What needs to be done:
An exact copy of all the data is required, with pictures left out.

Working data:

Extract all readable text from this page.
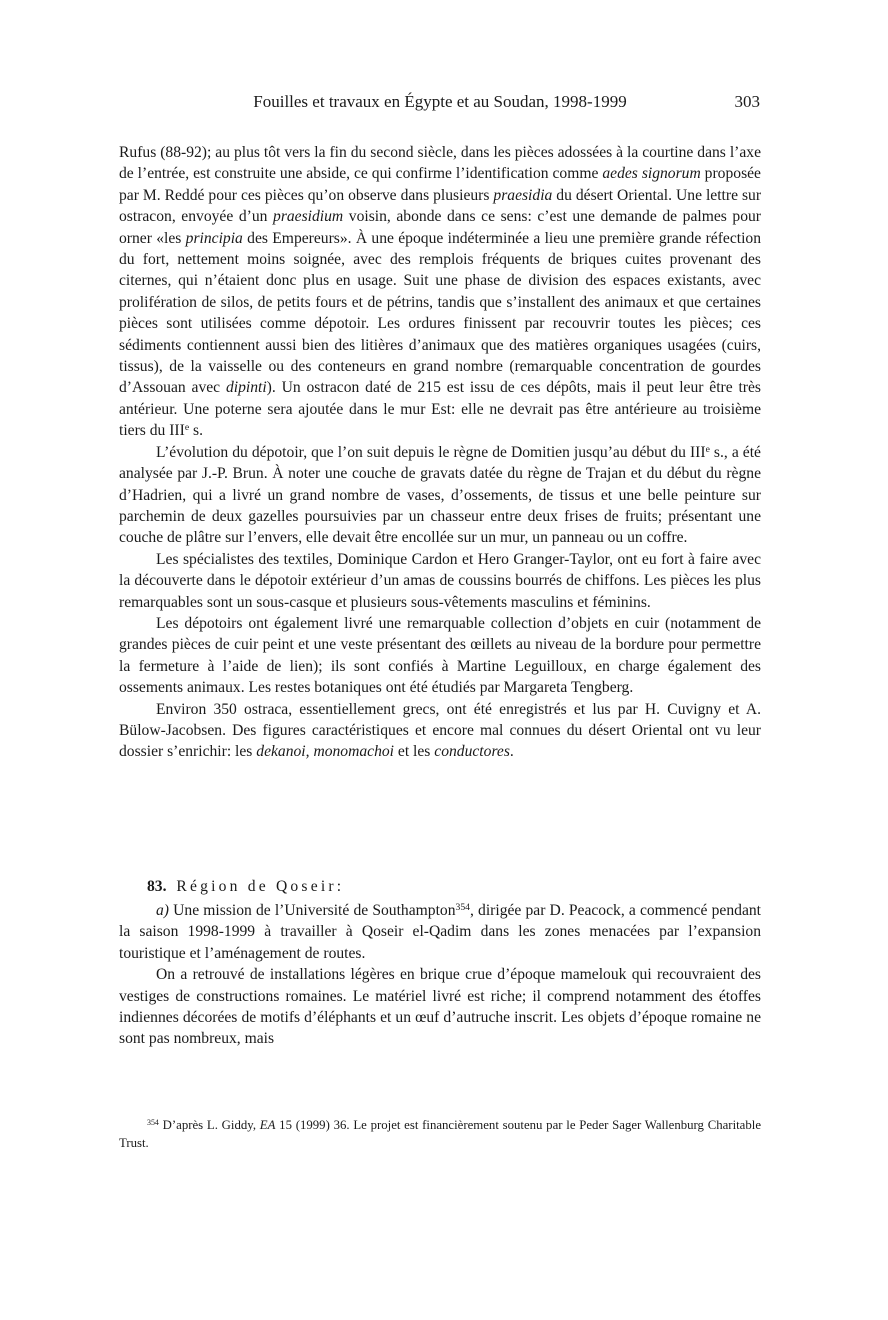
Fouilles et travaux en Égypte et au Soudan, 1998-1999	303

Rufus (88-92); au plus tôt vers la fin du second siècle, dans les pièces adossées à la courtine dans l’axe de l’entrée, est construite une abside, ce qui confirme l’identification comme aedes signorum proposée par M. Reddé pour ces pièces qu’on observe dans plusieurs praesidia du désert Oriental. Une lettre sur ostracon, envoyée d’un praesidium voisin, abonde dans ce sens: c’est une demande de palmes pour orner «les principia des Empereurs». À une époque indéterminée a lieu une première grande réfection du fort, nettement moins soignée, avec des remplois fréquents de briques cuites provenant des citernes, qui n’étaient donc plus en usage. Suit une phase de division des espaces existants, avec prolifération de silos, de petits fours et de pétrins, tandis que s’installent des animaux et que certaines pièces sont utilisées comme dépotoir. Les ordures finissent par recouvrir toutes les pièces; ces sédiments contiennent aussi bien des litières d’animaux que des matières organiques usagées (cuirs, tissus), de la vaisselle ou des conteneurs en grand nombre (remarquable concentration de gourdes d’Assouan avec dipinti). Un ostracon daté de 215 est issu de ces dépôts, mais il peut leur être très antérieur. Une poterne sera ajoutée dans le mur Est: elle ne devrait pas être antérieure au troisième tiers du IIIe s.

L’évolution du dépotoir, que l’on suit depuis le règne de Domitien jusqu’au début du IIIe s., a été analysée par J.-P. Brun. À noter une couche de gravats datée du règne de Trajan et du début du règne d’Hadrien, qui a livré un grand nombre de vases, d’ossements, de tissus et une belle peinture sur parchemin de deux gazelles poursuivies par un chasseur entre deux frises de fruits; présentant une couche de plâtre sur l’envers, elle devait être encollée sur un mur, un panneau ou un coffre.

Les spécialistes des textiles, Dominique Cardon et Hero Granger-Taylor, ont eu fort à faire avec la découverte dans le dépotoir extérieur d’un amas de coussins bourrés de chiffons. Les pièces les plus remarquables sont un sous-casque et plusieurs sous-vêtements masculins et féminins.

Les dépotoirs ont également livré une remarquable collection d’objets en cuir (notamment de grandes pièces de cuir peint et une veste présentant des œillets au niveau de la bordure pour permettre la fermeture à l’aide de lien); ils sont confiés à Martine Leguilloux, en charge également des ossements animaux. Les restes botaniques ont été étudiés par Margareta Tengberg.

Environ 350 ostraca, essentiellement grecs, ont été enregistrés et lus par H. Cuvigny et A. Bülow-Jacobsen. Des figures caractéristiques et encore mal connues du désert Oriental ont vu leur dossier s’enrichir: les dekanoi, monomachoi et les conductores.

83. Région de Qoseir:

a) Une mission de l’Université de Southampton$^{354}$, dirigée par D. Peacock, a commencé pendant la saison 1998-1999 à travailler à Qoseir el-Qadim dans les zones menacées par l’expansion touristique et l’aménagement de routes.

On a retrouvé de installations légères en brique crue d’époque mamelouk qui recouvraient des vestiges de constructions romaines. Le matériel livré est riche; il comprend notamment des étoffes indiennes décorées de motifs d’éléphants et un œuf d’autruche inscrit. Les objets d’époque romaine ne sont pas nombreux, mais

$^{354}$ D’après L. Giddy, EA 15 (1999) 36. Le projet est financièrement soutenu par le Peder Sager Wallenburg Charitable Trust.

Task output:
Extract all readable text from this page.
Fouilles et travaux en Égypte et au Soudan, 1998-1999	303

Rufus (88-92); au plus tôt vers la fin du second siècle, dans les pièces adossées à la courtine dans l’axe de l’entrée, est construite une abside, ce qui confirme l’identification comme aedes signorum proposée par M. Reddé pour ces pièces qu’on observe dans plusieurs praesidia du désert Oriental. Une lettre sur ostracon, envoyée d’un praesidium voisin, abonde dans ce sens: c’est une demande de palmes pour orner «les principia des Empereurs». À une époque indéterminée a lieu une première grande réfection du fort, nettement moins soignée, avec des remplois fréquents de briques cuites provenant des citernes, qui n’étaient donc plus en usage. Suit une phase de division des espaces existants, avec prolifération de silos, de petits fours et de pétrins, tandis que s’installent des animaux et que certaines pièces sont utilisées comme dépotoir. Les ordures finissent par recouvrir toutes les pièces; ces sédiments contiennent aussi bien des litières d’animaux que des matières organiques usagées (cuirs, tissus), de la vaisselle ou des conteneurs en grand nombre (remarquable concentration de gourdes d’Assouan avec dipinti). Un ostracon daté de 215 est issu de ces dépôts, mais il peut leur être très antérieur. Une poterne sera ajoutée dans le mur Est: elle ne devrait pas être antérieure au troisième tiers du IIIe s.

L’évolution du dépotoir, que l’on suit depuis le règne de Domitien jusqu’au début du IIIe s., a été analysée par J.-P. Brun. À noter une couche de gravats datée du règne de Trajan et du début du règne d’Hadrien, qui a livré un grand nombre de vases, d’ossements, de tissus et une belle peinture sur parchemin de deux gazelles poursuivies par un chasseur entre deux frises de fruits; présentant une couche de plâtre sur l’envers, elle devait être encollée sur un mur, un panneau ou un coffre.

Les spécialistes des textiles, Dominique Cardon et Hero Granger-Taylor, ont eu fort à faire avec la découverte dans le dépotoir extérieur d’un amas de coussins bourrés de chiffons. Les pièces les plus remarquables sont un sous-casque et plusieurs sous-vêtements masculins et féminins.

Les dépotoirs ont également livré une remarquable collection d’objets en cuir (notamment de grandes pièces de cuir peint et une veste présentant des œillets au niveau de la bordure pour permettre la fermeture à l’aide de lien); ils sont confiés à Martine Leguilloux, en charge également des ossements animaux. Les restes botaniques ont été étudiés par Margareta Tengberg.

Environ 350 ostraca, essentiellement grecs, ont été enregistrés et lus par H. Cuvigny et A. Bülow-Jacobsen. Des figures caractéristiques et encore mal connues du désert Oriental ont vu leur dossier s’enrichir: les dekanoi, monomachoi et les conductores.

83. Région de Qoseir:

a) Une mission de l’Université de Southampton$^{354}$, dirigée par D. Peacock, a commencé pendant la saison 1998-1999 à travailler à Qoseir el-Qadim dans les zones menacées par l’expansion touristique et l’aménagement de routes.

On a retrouvé de installations légères en brique crue d’époque mamelouk qui recouvraient des vestiges de constructions romaines. Le matériel livré est riche; il comprend notamment des étoffes indiennes décorées de motifs d’éléphants et un œuf d’autruche inscrit. Les objets d’époque romaine ne sont pas nombreux, mais

$^{354}$ D’après L. Giddy, EA 15 (1999) 36. Le projet est financièrement soutenu par le Peder Sager Wallenburg Charitable Trust.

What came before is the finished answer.